(Items from a data source)
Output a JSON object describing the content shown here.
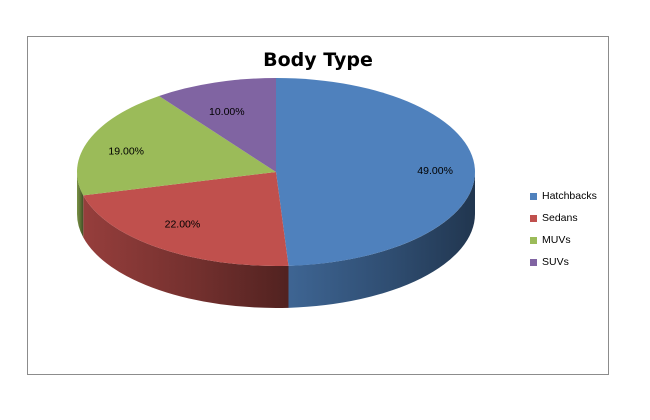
{
  "chart_data": {
    "type": "pie",
    "title": "Body Type",
    "categories": [
      "Hatchbacks",
      "Sedans",
      "MUVs",
      "SUVs"
    ],
    "values": [
      49,
      22,
      19,
      10
    ],
    "labels": [
      "49.00%",
      "22.00%",
      "19.00%",
      "10.00%"
    ],
    "colors": [
      "#4F81BD",
      "#C0504D",
      "#9BBB59",
      "#8064A2"
    ],
    "legend": "right"
  }
}
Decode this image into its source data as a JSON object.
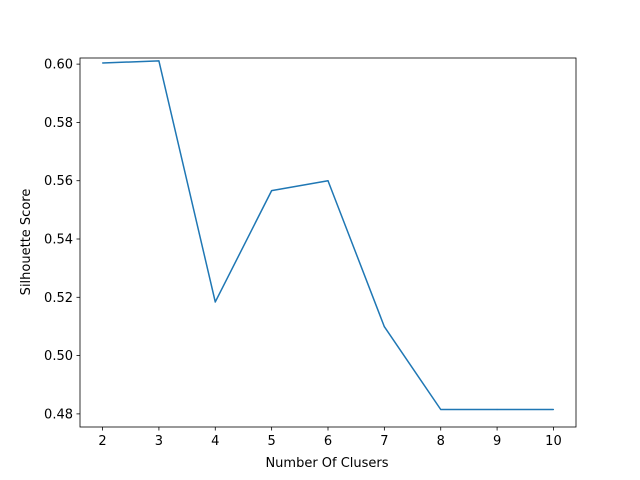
{
  "chart_data": {
    "type": "line",
    "title": "",
    "xlabel": "Number Of Clusers",
    "ylabel": "Silhouette Score",
    "x": [
      2,
      3,
      4,
      5,
      6,
      7,
      8,
      9,
      10
    ],
    "series": [
      {
        "values": [
          0.6004,
          0.6011,
          0.5184,
          0.5566,
          0.56,
          0.5099,
          0.4815,
          0.4815,
          0.4815
        ]
      }
    ],
    "xticks": [
      "2",
      "3",
      "4",
      "5",
      "6",
      "7",
      "8",
      "9",
      "10"
    ],
    "yticks": [
      "0.48",
      "0.50",
      "0.52",
      "0.54",
      "0.56",
      "0.58",
      "0.60"
    ],
    "xlim": [
      1.6,
      10.4
    ],
    "ylim": [
      0.4755,
      0.6021
    ],
    "grid": false,
    "line_color": "#1f77b4"
  }
}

» Given problem:
Your task is to return the entries above exactly, with no pictures.

» Written answer:
Output a JSON object describing the content shown here.
{
  "chart_data": {
    "type": "pie",
    "title": "Body Type",
    "categories": [
      "Hatchbacks",
      "Sedans",
      "MUVs",
      "SUVs"
    ],
    "values": [
      49,
      22,
      19,
      10
    ],
    "labels": [
      "49.00%",
      "22.00%",
      "19.00%",
      "10.00%"
    ],
    "colors": [
      "#4F81BD",
      "#C0504D",
      "#9BBB59",
      "#8064A2"
    ],
    "legend": "right"
  }
}
Decode this image into its source data as a JSON object.
{
  "chart_data": {
    "type": "line",
    "title": "",
    "xlabel": "Number Of Clusers",
    "ylabel": "Silhouette Score",
    "x": [
      2,
      3,
      4,
      5,
      6,
      7,
      8,
      9,
      10
    ],
    "series": [
      {
        "values": [
          0.6004,
          0.6011,
          0.5184,
          0.5566,
          0.56,
          0.5099,
          0.4815,
          0.4815,
          0.4815
        ]
      }
    ],
    "xticks": [
      "2",
      "3",
      "4",
      "5",
      "6",
      "7",
      "8",
      "9",
      "10"
    ],
    "yticks": [
      "0.48",
      "0.50",
      "0.52",
      "0.54",
      "0.56",
      "0.58",
      "0.60"
    ],
    "xlim": [
      1.6,
      10.4
    ],
    "ylim": [
      0.4755,
      0.6021
    ],
    "grid": false,
    "line_color": "#1f77b4"
  }
}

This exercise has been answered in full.